[Passage shown Boundary: Start]

To the Editor:--Weitz and Drasner studied a possible correlation between dermatomal spread of anesthesia from epidural injection of 10 ml 1.5% lidocaine to predict subsequent epidural morphine postoperative pain efficacy (2.5 mg plus continuous infusion). [1]Patients were studied in three groups (minimal, moderate, and extensive local anesthesia from the lidocaine dose) including seven (14% of studied) patients, where no clinical evidence of epidural block developed. The type of catheter (single- vs. multiple-orifice), statistical evaluation of demographic factors, ASA status, and the absolute numbers, means, and standard deviations of dermatomes developing anesthesia were not reported for any group. While a 3-ml pre- and postoperative test dose containing epinephrine was used to "exclude intravenous or intrathecal injection of local anesthetic," in the face of the continuing debate regarding the usefulness of the epinephrine test dose, no exclusion of patients with factors known to mask epinephrine effects (i.e., beta blockade, pacemakers) nor monitors or methodology used to evaluate intravascular effects is mentioned. [2].

I would question: (1) the validity in assuming catheter localization to the epidural space in the absence of effects from 10 ml lidocaine; (2) why the 10 ml lidocaine test was not done preoperatively (as 3 ml were injected then anyway) before the effects of pain, general/local anesthesia, and epidural morphine compromised the evaluation of either lidocaine's effects or the opioid analgesia in the postanesthesia care unit; [3]and (3) whether any of the group 2 patients had unilateral effects, indicating possibly paravertebral instead of epidural injection?

The authors noted effective analgesia (VAS < 4) only in patients who developed a block to T6 or greater (maximal effect group). Pain relief was, however, "found" in all seven patients who experienced no lidocaine effects "despite relatively high VAS scores" (indicating significant pain?), and the groups exhibiting minimal and moderate lidocaine effects had similar pain scores. Does this study attest to the frequent ineffectiveness of epidural opioids in general (or this particular dosing regimen), patient tolerance of postoperative pain (and the needlessness of this epidural opioid regimen) or merely a very high (> 14%) rate of (resident) nonepidural catheter placement?

Preoperative dosing and maintainence of epidurals (with local anesthetic and then morphine) during combined epidural/general anesthesia provide reduced intraoperative general anesthetic requirements and a pain-free emergence in the recovery room. [4]When morphine is placed in the epidural space in sufficient amounts caudally, effective opioid analgesia results to manage even thoracic pain, which raises the question as to why local anesthetic effect above L1 from 10 ml would be a predictor of morphine effect. [5,6]What is the utility of this method, which only misdiagnoses nonfunctional catheters as epidural catheters and requires patients to unnecessarily experience postoperative pain on emergence.

Paul Martin Kempen, M.D., Ph.D., Department of Anesthesiology, Louisiana State University Medical Center, P.O. Box 33932, Shreveport, Louisiana 71130-3932.

[Passage shown Boundary: End]
[Data under study Boundary: Start]

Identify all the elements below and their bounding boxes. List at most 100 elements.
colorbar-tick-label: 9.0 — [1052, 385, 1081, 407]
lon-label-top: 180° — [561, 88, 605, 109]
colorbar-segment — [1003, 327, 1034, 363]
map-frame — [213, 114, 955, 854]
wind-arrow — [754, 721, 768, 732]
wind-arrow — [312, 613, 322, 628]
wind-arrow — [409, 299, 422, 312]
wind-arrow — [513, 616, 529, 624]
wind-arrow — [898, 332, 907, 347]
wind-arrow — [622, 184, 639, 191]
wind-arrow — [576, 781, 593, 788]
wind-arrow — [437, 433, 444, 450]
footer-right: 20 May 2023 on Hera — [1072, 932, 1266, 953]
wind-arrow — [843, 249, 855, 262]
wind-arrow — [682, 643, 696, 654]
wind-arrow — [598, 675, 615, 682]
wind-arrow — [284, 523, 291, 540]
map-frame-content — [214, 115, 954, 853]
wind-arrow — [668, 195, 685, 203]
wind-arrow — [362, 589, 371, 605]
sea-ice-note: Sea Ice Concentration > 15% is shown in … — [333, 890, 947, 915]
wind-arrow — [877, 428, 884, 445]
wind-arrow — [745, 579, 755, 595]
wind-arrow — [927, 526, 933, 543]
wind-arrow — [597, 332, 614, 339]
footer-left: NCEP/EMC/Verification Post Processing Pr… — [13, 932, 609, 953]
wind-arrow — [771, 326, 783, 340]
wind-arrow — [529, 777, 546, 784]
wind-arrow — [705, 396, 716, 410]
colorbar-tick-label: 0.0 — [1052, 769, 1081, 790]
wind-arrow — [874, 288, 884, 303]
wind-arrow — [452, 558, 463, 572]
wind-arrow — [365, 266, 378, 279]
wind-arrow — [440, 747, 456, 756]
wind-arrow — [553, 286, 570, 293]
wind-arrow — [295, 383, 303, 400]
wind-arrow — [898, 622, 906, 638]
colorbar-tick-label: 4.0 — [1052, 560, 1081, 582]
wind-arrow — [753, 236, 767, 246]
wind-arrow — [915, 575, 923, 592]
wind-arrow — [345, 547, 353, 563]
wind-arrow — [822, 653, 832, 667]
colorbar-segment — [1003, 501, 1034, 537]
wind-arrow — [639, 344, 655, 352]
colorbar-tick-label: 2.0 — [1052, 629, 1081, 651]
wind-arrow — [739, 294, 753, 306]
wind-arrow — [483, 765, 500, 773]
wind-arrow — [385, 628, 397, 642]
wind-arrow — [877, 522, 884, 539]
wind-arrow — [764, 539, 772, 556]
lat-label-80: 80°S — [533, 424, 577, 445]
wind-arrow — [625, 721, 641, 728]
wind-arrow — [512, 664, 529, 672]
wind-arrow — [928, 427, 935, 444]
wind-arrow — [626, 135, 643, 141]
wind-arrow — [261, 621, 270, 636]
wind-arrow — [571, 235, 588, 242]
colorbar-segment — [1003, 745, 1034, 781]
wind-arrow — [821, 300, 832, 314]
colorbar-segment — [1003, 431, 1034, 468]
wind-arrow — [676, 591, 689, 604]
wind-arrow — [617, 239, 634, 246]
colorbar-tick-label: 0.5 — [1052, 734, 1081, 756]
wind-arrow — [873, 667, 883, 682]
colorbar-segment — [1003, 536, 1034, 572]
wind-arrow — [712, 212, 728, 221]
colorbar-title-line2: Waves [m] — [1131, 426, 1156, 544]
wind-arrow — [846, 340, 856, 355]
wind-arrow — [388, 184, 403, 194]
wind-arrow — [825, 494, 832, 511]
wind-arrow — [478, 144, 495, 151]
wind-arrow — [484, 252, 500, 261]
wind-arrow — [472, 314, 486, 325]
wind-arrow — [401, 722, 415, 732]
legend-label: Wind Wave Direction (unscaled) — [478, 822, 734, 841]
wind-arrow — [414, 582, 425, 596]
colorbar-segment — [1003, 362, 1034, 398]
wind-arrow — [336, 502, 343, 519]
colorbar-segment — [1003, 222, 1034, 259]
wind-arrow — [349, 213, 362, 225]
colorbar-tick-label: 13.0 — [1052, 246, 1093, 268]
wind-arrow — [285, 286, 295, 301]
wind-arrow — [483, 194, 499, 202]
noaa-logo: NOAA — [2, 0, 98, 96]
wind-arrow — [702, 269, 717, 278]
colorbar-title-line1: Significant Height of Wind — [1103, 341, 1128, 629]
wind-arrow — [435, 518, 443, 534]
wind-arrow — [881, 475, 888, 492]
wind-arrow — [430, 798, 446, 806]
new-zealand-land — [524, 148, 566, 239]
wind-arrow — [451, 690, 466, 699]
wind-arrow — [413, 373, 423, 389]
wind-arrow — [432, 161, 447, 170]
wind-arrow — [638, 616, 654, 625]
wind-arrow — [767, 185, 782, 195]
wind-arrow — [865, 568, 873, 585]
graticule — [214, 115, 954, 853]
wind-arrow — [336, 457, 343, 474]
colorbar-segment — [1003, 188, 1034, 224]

[Data under study Boundary: End]

▶ Work to complete
- A) For each statement about the letter on epidural lidocaine testing, answer yes or no, and quote the words of the letter that settle it. (i) Seven patients showed no clinical evidence of epidural block. (ii) The study reported the type of catheter used in each group. (iii) Effective analgesia was noted only in patients who developed a block to T6 or greater.
- B) Set down, word for word, the part of the letter on epidural lidocaine testing that opens with the words containing "Paul Martin Kempen, M.D., Ph.D., Department" and closes with "Shreveport, Louisiana 71130-3932.".
The records are separate material, independent of the letter on epidural lidocaine testing.

▶ Responses per task
- A)
(i) Yes: "including seven (14% of studied) patients, where no clinical evidence of epidural block developed."
(ii) No: "The type of catheter (single- vs. multiple-orifice), statistical evaluation of demographic factors, ASA status, and the absolute numbers, means, and standard deviations of dermatomes developing anesthesia were not reported for any group."
(iii) Yes: "The authors noted effective analgesia (VAS < 4) only in patients who developed a block to T6 or greater"

- B)
Paul Martin Kempen, M.D., Ph.D., Department of Anesthesiology, Louisiana State University Medical Center, P.O. Box 33932, Shreveport, Louisiana 71130-3932.